Plans for local food growers network

It starts at home . . . Brodie Dodds is standing by to help the community grow together. PHOTO: NICK BROOK

Community movers are coming together to encourage rural resilience and local food security.

Warepa horticultural enthusiast Brodie Dodds has taken the initiative to share her skill set with free informal workshops at her property from 10am-12pm on February 10, 11 and 18 to encourage a local food growers network

‘‘The price of everything and food in particular just keeps going up,’’ Mrs Dodds said.

‘‘People are starting to understand how sensible it would be to grow their own food but many are daunted by not knowing where to start.

‘‘It’s still a tradition in some families, but food gardening used to be common to just about every household.

‘‘Our grandparents had a lot of that knowledge but maybe as lives got busier and food got cheaper, it seemed to stop getting passed down and now people are keen to re-learn it.’’

Mrs Dodds offered advice and comments on progress in her own extensive garden on her social media page Barefoot Kiwi Gardener, but felt it was time the practical, hands-on lifestyle came to life with a regular, active community group.

‘‘We’re offering the [introductions] out here in Kaihiki-Warepa but I can also be available to view properties and advise what to grow and where. People are busy and want low-maintenance. We can start with basics like potatoes and greens for calories and nutrients, with higher nourishment and fewer chemicals than what’s commercially produced, and in home-gardens that thrive on neglect.’’

Mrs Dodds, Clutha District Mayor Bryan Cadogan and local organisations have begun informal conversations about the possibility of land in a central location being made available to produce food specifically for those most in need in the region.

◆ Data shown ◆

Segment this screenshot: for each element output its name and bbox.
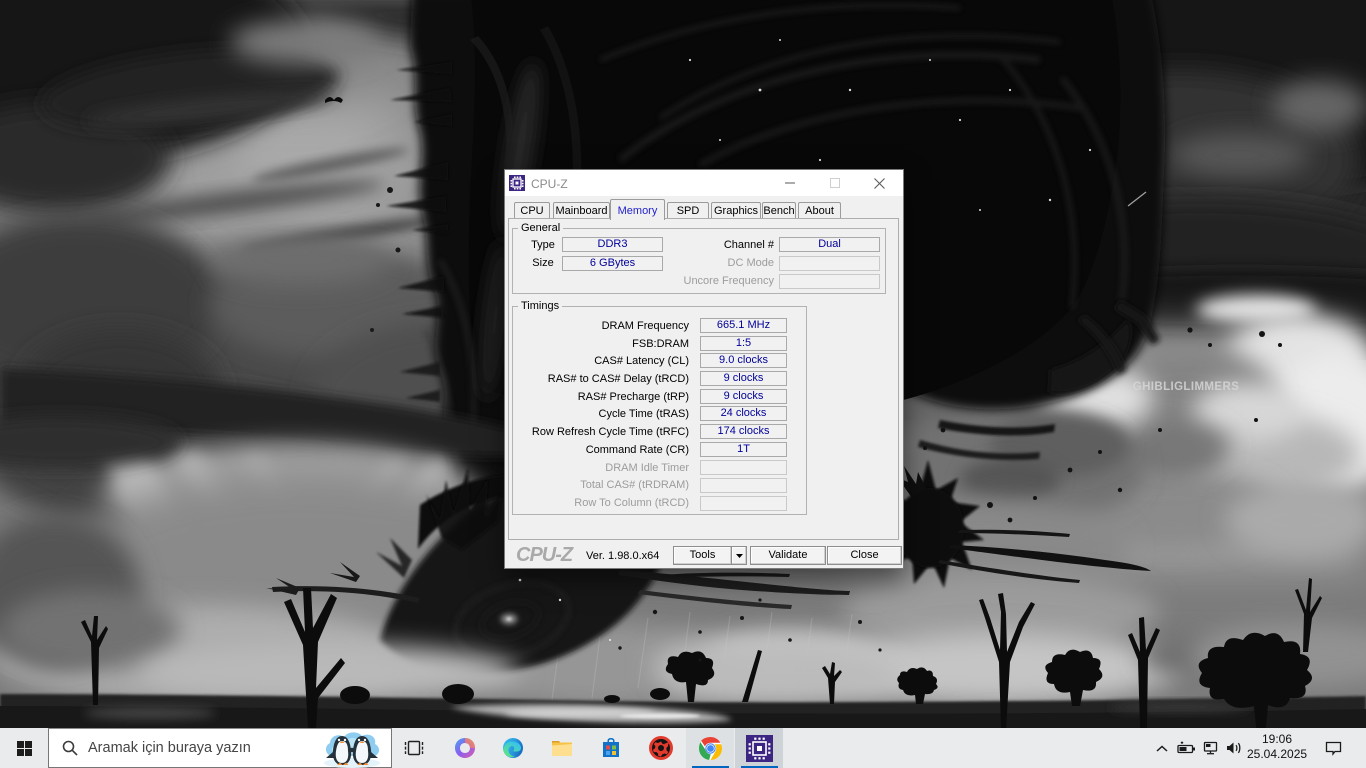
svg-text:GHIBLIGLIMMERS: GHIBLIGLIMMERS xyxy=(1133,381,1240,393)
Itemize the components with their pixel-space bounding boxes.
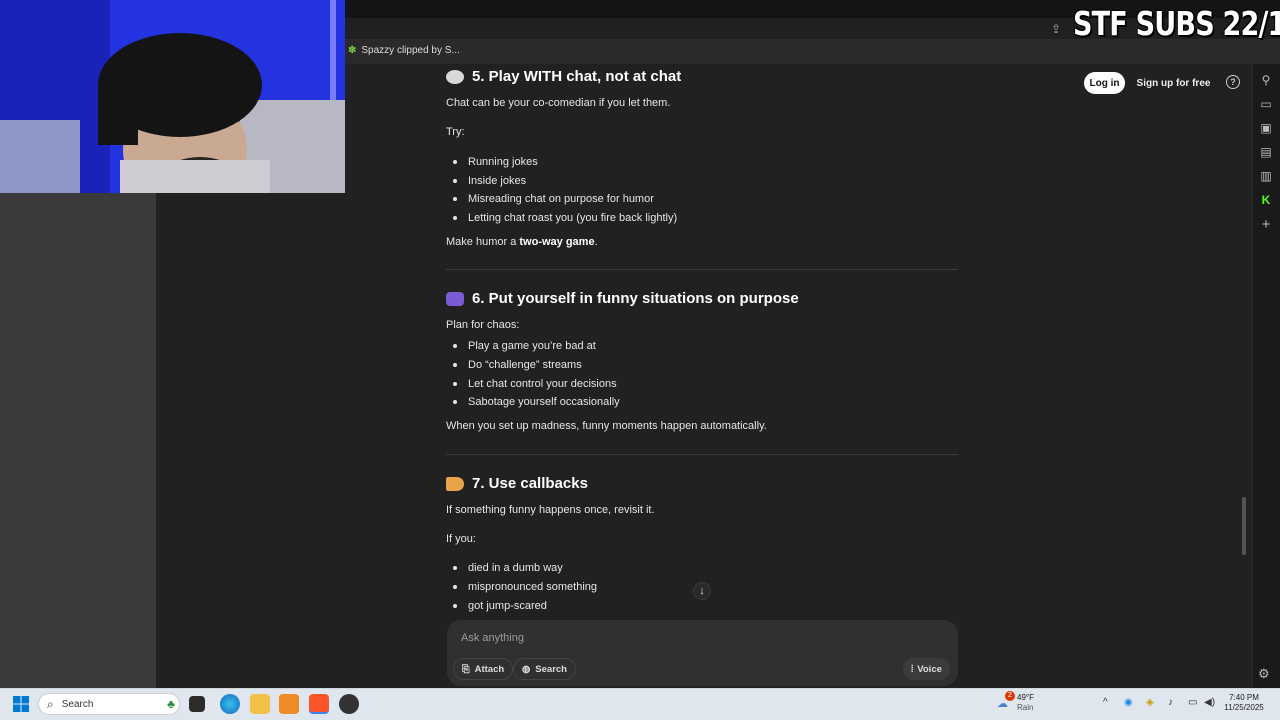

◆ List of tasks ◆
(A) In the food growers article, write out the passage from "It starts at" up to and including "Mrs Dodds said.", word for word.
(B) According to the food growers article, what is the name of Brodie Dodds's social media page?
Rely only on the article about the local food growers network.

◆ Solutions per task ◆
(A)
It starts at home . . . Brodie Dodds is standing by to help the community grow together. PHOTO: NICK BROOK

Community movers are coming together to encourage rural resilience and local food security.

Warepa horticultural enthusiast Brodie Dodds has taken the initiative to share her skill set with free informal workshops at her property from 10am-12pm on February 10, 11 and 18 to encourage a local food growers network

‘‘The price of everything and food in particular just keeps going up,’’ Mrs Dodds said.

(B) Barefoot Kiwi Gardener